- Exercise aim
For the data below, report the number of lines that contain the string "hiểu" and nothing else.

Saved entries
• • • • •
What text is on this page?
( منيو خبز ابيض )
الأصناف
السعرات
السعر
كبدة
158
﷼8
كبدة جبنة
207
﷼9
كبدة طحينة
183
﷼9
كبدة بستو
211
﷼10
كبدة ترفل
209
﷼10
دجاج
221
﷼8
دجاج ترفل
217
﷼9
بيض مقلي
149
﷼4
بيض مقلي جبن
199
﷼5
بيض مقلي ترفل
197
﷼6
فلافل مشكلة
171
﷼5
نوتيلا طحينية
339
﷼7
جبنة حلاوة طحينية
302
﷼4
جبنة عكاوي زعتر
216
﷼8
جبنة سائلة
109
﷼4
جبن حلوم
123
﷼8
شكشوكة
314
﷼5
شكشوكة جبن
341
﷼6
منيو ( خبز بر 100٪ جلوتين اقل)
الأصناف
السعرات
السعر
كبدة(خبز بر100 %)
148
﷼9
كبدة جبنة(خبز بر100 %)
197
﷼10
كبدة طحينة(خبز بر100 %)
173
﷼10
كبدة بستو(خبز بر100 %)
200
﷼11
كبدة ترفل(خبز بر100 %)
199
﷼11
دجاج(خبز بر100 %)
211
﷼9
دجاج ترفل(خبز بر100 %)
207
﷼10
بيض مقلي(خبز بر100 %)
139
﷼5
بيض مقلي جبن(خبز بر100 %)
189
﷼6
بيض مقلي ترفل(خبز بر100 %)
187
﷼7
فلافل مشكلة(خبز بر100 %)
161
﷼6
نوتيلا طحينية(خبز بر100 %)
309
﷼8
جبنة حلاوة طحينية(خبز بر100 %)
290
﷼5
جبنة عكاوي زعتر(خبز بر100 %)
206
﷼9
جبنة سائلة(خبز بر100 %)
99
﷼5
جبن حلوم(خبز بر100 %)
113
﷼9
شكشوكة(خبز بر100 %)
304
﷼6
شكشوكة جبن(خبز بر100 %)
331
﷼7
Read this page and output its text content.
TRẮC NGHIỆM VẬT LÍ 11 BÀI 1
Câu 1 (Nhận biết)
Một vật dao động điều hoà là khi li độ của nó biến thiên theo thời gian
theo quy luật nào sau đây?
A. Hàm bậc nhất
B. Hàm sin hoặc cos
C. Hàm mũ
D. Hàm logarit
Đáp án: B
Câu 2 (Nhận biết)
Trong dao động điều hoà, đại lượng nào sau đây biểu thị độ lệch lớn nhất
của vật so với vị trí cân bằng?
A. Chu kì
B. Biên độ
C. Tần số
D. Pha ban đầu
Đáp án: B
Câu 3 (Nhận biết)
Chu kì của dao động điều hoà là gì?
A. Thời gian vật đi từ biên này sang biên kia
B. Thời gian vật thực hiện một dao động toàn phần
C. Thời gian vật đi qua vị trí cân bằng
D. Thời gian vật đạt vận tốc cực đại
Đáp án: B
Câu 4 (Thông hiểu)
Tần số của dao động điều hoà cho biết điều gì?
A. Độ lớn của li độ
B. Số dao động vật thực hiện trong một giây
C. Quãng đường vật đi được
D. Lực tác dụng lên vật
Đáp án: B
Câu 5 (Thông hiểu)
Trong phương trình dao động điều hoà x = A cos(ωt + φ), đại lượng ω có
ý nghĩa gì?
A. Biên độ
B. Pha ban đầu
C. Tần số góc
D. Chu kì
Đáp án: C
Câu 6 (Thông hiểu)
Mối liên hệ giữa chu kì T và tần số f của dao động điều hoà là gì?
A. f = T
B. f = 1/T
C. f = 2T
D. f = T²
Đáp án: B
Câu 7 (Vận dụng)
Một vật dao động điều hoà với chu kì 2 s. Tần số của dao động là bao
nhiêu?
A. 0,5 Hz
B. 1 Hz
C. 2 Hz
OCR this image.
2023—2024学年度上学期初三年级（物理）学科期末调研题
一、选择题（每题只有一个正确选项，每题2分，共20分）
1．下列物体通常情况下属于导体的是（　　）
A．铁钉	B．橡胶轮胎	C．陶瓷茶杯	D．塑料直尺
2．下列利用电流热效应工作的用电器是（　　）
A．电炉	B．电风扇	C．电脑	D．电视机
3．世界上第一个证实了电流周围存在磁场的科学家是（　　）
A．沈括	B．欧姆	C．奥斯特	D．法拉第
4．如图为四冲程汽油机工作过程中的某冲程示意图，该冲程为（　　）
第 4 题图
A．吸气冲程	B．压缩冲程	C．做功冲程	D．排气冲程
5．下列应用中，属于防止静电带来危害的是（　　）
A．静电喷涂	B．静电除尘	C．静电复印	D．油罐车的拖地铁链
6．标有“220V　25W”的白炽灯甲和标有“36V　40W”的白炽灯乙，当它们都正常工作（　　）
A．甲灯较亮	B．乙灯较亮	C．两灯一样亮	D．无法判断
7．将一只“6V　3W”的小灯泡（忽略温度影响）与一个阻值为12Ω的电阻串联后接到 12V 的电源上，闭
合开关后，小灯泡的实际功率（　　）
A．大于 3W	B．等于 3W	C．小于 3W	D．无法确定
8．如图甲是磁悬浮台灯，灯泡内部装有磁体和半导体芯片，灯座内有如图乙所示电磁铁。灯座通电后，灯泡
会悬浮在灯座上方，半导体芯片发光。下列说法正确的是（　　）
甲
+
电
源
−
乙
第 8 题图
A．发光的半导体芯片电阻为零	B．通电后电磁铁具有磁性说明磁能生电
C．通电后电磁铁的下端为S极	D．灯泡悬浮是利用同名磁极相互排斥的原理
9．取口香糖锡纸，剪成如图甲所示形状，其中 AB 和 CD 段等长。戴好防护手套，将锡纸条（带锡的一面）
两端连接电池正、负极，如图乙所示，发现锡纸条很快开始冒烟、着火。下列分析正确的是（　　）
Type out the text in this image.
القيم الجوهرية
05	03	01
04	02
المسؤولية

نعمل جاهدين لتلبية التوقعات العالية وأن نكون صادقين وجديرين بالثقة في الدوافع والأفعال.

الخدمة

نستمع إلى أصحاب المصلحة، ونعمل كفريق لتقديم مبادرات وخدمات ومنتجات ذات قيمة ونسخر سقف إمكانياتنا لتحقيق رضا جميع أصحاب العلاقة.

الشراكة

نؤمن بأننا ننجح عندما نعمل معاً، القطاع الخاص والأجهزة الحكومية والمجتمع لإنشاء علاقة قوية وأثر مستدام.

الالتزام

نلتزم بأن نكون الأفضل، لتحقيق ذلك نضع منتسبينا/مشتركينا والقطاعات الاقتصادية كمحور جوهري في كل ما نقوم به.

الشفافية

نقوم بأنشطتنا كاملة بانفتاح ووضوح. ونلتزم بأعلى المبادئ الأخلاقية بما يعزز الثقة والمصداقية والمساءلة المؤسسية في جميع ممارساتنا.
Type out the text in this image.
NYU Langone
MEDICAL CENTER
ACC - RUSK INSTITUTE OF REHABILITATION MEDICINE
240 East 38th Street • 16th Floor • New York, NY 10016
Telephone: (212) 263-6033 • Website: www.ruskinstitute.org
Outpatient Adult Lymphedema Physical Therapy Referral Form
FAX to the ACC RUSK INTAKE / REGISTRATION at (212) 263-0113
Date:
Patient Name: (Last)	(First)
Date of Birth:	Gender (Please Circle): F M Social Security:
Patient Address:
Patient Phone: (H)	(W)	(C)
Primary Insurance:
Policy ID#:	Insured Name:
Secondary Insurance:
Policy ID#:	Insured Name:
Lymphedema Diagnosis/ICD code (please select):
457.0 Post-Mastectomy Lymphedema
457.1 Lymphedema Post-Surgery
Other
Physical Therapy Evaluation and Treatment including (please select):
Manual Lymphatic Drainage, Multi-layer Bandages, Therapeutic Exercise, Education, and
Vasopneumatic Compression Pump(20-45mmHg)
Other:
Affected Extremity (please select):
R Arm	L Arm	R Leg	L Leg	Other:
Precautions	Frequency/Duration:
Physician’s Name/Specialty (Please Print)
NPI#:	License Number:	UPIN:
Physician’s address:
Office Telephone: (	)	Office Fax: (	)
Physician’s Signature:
• • • • •
- Solution
3